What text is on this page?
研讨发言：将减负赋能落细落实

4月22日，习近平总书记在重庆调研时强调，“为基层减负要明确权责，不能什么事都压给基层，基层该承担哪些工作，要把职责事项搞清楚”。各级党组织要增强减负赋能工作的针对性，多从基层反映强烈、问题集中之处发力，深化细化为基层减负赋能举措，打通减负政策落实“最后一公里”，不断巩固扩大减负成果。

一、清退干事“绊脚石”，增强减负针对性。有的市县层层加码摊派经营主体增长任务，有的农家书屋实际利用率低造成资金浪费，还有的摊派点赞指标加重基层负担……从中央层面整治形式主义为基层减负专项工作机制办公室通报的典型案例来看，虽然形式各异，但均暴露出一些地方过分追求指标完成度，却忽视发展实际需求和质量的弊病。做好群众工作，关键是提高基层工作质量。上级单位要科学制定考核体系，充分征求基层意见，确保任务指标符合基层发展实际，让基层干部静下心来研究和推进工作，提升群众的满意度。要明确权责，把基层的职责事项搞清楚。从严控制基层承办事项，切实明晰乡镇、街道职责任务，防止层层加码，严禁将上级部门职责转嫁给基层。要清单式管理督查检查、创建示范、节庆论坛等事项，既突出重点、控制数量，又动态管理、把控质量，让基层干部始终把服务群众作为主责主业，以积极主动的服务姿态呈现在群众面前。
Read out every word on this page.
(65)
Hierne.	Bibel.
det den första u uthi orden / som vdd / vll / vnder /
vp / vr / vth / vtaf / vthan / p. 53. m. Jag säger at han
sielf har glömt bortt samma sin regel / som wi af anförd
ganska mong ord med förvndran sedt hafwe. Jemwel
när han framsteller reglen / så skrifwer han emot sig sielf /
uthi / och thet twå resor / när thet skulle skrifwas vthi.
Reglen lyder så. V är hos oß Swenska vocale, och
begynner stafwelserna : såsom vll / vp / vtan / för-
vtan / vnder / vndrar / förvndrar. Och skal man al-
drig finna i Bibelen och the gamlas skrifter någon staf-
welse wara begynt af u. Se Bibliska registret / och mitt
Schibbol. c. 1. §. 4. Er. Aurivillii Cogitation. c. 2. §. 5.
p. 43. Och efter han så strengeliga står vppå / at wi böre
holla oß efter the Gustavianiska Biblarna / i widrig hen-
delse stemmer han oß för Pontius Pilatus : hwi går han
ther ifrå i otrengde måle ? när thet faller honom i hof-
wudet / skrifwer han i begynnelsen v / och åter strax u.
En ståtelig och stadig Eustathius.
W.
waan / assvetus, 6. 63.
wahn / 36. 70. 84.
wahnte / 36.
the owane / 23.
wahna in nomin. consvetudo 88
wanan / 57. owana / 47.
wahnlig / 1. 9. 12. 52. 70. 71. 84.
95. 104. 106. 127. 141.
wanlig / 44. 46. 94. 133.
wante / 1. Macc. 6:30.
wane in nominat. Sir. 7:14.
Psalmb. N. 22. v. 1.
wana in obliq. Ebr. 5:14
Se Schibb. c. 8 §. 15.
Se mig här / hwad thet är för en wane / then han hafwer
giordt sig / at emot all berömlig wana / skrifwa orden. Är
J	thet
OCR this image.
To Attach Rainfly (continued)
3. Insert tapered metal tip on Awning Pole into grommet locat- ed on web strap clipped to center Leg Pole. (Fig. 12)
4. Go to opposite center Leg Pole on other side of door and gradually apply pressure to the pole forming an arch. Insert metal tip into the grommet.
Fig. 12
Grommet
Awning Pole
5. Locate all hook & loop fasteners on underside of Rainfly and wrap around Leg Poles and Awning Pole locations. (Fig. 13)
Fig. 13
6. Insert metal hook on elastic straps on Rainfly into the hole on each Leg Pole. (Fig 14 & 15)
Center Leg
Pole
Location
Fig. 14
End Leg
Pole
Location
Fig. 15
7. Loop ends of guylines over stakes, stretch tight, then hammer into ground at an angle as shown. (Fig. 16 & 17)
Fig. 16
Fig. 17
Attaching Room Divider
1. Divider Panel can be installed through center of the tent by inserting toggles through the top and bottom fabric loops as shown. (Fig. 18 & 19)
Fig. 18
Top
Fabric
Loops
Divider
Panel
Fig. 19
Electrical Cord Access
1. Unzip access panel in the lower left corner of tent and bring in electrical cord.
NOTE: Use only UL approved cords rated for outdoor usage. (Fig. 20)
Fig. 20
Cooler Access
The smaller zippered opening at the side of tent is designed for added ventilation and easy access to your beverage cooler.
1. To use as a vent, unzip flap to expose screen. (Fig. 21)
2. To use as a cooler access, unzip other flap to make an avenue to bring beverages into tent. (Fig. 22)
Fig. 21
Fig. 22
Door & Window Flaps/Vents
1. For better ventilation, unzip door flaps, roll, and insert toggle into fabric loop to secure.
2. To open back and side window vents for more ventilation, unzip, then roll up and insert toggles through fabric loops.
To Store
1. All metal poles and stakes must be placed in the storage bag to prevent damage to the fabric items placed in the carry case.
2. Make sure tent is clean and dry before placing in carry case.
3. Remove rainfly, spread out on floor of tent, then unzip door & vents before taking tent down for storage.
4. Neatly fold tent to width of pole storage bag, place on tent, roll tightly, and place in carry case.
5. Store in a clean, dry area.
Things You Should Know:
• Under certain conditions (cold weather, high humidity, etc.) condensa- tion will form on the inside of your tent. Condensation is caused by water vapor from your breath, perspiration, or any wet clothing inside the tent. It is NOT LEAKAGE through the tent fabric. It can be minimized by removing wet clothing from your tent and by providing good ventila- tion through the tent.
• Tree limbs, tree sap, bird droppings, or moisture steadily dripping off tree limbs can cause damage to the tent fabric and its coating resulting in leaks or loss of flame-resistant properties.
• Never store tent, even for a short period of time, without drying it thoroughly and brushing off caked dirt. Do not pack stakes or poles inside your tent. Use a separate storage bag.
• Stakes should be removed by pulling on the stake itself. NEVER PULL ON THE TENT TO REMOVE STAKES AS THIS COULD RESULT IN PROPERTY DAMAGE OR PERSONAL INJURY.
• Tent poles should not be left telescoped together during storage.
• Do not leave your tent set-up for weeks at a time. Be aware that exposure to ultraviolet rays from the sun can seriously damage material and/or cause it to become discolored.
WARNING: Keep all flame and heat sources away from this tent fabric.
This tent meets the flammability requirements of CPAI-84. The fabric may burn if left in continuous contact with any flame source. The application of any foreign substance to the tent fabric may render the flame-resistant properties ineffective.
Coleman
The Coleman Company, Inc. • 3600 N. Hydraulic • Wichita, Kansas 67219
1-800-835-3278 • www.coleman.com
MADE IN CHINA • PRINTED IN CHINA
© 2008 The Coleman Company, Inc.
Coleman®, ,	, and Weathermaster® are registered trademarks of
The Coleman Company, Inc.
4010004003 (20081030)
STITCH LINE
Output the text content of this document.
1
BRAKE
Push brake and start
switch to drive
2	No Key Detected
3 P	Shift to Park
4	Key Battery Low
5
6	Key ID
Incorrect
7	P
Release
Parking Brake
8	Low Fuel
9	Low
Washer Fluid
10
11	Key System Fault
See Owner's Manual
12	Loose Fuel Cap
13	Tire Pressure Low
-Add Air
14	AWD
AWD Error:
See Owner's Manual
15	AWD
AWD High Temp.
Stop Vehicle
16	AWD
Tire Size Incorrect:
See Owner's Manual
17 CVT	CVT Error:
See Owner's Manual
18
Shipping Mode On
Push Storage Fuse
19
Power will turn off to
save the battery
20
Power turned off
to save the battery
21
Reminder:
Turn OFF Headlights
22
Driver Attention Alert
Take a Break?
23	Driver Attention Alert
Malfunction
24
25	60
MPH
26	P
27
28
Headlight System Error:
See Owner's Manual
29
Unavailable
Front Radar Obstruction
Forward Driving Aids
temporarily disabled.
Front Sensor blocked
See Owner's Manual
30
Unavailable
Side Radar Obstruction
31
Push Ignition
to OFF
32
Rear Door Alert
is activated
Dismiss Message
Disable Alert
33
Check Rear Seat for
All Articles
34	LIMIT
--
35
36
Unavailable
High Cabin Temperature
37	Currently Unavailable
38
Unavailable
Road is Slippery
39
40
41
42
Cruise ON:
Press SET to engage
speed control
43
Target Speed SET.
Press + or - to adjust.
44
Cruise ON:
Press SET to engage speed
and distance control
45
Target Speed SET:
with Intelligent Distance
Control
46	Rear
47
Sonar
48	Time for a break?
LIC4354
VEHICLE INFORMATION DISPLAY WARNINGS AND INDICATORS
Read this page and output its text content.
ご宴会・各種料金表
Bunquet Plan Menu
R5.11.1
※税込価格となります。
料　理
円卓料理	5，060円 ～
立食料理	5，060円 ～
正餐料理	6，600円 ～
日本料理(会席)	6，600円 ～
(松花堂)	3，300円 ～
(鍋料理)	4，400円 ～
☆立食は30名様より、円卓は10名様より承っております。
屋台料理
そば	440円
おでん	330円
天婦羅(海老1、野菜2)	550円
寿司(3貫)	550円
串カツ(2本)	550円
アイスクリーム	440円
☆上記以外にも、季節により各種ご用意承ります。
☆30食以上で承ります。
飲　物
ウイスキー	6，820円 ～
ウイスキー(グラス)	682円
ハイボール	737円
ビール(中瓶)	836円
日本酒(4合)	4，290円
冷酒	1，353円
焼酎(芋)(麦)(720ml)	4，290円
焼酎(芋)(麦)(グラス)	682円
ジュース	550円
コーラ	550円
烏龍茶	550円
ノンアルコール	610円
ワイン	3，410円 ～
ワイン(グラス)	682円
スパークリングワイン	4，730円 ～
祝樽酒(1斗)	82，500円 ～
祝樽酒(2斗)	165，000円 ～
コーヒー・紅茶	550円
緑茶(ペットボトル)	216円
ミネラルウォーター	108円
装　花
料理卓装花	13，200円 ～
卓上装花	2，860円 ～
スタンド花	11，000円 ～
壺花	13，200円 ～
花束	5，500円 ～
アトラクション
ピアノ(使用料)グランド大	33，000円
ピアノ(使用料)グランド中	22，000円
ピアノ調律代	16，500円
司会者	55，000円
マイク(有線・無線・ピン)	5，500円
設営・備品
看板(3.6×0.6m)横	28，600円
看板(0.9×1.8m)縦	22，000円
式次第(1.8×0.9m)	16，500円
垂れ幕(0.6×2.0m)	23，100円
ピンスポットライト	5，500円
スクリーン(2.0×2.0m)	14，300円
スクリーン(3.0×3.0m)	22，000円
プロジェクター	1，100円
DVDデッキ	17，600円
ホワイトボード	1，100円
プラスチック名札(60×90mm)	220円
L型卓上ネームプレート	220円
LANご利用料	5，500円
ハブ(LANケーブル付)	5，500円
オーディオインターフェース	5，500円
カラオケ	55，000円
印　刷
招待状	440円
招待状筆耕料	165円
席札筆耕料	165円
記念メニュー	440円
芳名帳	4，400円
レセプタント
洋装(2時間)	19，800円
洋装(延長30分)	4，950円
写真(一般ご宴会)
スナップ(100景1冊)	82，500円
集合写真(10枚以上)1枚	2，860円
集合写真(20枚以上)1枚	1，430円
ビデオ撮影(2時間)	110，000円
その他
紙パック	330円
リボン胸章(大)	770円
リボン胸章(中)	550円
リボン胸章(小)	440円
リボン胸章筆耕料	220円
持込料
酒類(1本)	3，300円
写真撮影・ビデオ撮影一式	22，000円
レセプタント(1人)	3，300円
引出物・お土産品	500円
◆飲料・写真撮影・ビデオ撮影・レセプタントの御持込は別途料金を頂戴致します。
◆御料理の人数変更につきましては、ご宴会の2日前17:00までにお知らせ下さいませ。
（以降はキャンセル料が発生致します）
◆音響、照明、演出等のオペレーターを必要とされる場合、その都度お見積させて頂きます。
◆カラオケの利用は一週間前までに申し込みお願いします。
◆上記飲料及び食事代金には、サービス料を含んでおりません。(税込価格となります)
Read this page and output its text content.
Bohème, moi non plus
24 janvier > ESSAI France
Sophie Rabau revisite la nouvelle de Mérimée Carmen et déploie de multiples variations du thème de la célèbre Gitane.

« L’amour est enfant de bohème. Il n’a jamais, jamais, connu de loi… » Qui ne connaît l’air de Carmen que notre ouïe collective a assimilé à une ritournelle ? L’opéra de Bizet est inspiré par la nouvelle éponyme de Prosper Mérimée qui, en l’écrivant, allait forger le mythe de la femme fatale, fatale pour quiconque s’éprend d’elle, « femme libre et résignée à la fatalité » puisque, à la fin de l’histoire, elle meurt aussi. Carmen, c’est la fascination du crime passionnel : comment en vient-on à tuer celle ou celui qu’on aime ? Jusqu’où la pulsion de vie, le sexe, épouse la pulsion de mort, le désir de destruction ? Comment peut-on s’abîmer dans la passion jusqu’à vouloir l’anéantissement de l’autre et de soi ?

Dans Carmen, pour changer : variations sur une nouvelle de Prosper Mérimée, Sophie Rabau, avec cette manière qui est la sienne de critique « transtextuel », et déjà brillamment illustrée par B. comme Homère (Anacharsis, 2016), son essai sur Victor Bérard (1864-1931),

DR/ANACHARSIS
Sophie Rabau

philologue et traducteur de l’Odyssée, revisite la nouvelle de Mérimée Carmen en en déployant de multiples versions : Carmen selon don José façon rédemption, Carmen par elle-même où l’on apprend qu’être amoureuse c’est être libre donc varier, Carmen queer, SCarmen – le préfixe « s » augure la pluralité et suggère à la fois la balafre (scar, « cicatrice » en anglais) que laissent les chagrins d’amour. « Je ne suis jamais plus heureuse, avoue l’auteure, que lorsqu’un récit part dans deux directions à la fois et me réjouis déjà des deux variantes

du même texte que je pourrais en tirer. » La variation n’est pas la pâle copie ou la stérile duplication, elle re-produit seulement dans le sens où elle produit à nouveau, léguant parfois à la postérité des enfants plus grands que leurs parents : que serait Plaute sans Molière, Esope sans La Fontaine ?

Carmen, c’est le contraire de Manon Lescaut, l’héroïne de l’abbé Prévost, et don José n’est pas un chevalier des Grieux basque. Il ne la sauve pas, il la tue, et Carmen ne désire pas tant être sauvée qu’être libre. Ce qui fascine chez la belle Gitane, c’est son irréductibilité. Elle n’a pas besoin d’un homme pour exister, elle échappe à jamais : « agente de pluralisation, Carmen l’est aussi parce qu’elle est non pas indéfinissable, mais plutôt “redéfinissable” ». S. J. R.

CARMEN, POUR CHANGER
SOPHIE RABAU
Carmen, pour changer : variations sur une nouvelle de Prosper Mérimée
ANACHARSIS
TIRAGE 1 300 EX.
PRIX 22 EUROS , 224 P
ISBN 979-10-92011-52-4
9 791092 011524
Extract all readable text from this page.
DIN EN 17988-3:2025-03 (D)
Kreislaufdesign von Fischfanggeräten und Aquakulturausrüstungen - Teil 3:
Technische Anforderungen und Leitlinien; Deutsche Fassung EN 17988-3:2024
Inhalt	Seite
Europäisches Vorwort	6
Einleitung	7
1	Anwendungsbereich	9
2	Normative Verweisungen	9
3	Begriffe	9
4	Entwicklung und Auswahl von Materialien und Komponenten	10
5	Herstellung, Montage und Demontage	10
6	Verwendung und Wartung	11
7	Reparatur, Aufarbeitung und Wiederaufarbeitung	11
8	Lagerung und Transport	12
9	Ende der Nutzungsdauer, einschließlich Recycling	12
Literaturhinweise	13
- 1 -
○ ○ ○ ○
*GOAL*:
From the records, copy every line that has the string "même" in it.

*TASK RESULT*:
philologue et traducteur de l’Odyssée, revisite la nouvelle de Mérimée Carmen en en déployant de multiples versions : Carmen selon don José façon rédemption, Carmen par elle-même où l’on apprend qu’être amoureuse c’est être libre donc varier, Carmen queer, SCarmen – le préfixe « s » augure la pluralité et suggère à la fois la balafre (scar, « cicatrice » en anglais) que laissent les chagrins d’amour. « Je ne suis jamais plus heureuse, avoue l’auteure, que lorsqu’un récit part dans deux directions à la fois et me réjouis déjà des deux variantes
du même texte que je pourrais en tirer. » La variation n’est pas la pâle copie ou la stérile duplication, elle re-produit seulement dans le sens où elle produit à nouveau, léguant parfois à la postérité des enfants plus grands que leurs parents : que serait Plaute sans Molière, Esope sans La Fontaine ?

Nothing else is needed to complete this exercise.